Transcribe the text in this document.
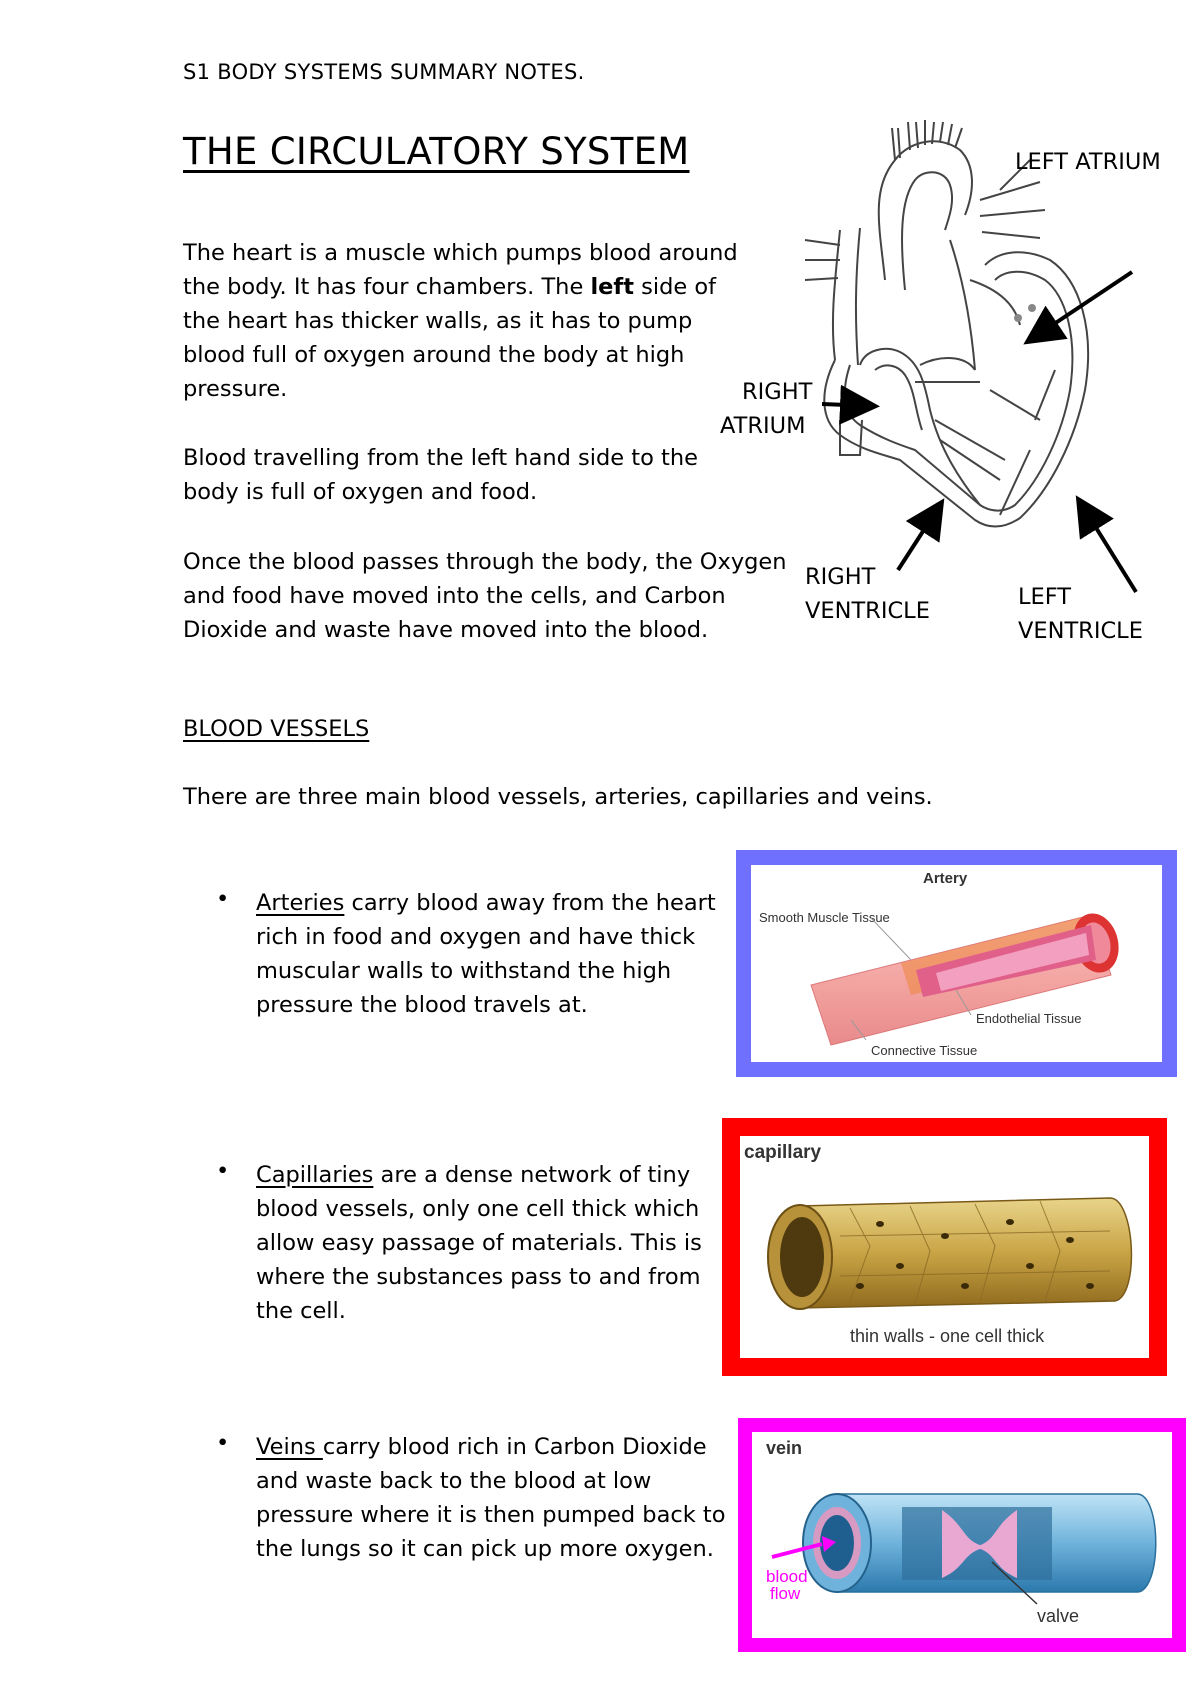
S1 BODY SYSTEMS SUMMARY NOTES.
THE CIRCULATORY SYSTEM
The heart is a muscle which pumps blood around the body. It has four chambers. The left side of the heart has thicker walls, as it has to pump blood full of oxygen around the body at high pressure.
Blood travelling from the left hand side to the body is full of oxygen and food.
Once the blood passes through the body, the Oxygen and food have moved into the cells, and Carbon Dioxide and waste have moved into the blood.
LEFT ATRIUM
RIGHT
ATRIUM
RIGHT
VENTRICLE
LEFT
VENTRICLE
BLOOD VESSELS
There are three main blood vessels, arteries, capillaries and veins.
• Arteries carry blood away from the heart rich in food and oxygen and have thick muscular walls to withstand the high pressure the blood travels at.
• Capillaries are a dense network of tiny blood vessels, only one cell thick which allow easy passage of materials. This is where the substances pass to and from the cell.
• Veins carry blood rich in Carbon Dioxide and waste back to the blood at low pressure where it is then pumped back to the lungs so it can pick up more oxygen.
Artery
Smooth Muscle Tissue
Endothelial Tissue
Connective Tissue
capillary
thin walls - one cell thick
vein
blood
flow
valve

________

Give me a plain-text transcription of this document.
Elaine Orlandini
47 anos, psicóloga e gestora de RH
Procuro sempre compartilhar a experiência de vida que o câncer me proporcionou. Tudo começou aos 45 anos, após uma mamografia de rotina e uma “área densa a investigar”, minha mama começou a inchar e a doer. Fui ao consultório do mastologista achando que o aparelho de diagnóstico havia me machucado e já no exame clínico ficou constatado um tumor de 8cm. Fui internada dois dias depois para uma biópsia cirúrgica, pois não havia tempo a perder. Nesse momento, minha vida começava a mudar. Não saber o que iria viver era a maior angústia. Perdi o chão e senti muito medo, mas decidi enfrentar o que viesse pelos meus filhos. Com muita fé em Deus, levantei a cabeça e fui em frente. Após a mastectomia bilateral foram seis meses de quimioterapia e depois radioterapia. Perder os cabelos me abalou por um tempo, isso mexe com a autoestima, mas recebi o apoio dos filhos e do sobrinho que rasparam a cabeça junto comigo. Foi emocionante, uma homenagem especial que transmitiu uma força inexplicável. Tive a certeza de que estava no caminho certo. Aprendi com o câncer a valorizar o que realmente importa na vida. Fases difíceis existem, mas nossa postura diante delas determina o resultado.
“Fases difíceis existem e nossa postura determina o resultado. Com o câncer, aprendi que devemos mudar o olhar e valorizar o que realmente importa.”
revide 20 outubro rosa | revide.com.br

________

Task prompt: Among the lines above, please find those with "where" and copy them.

Written answer:
• Capillaries are a dense network of tiny blood vessels, only one cell thick which allow easy passage of materials. This is where the substances pass to and from the cell.
• Veins carry blood rich in Carbon Dioxide and waste back to the blood at low pressure where it is then pumped back to the lungs so it can pick up more oxygen.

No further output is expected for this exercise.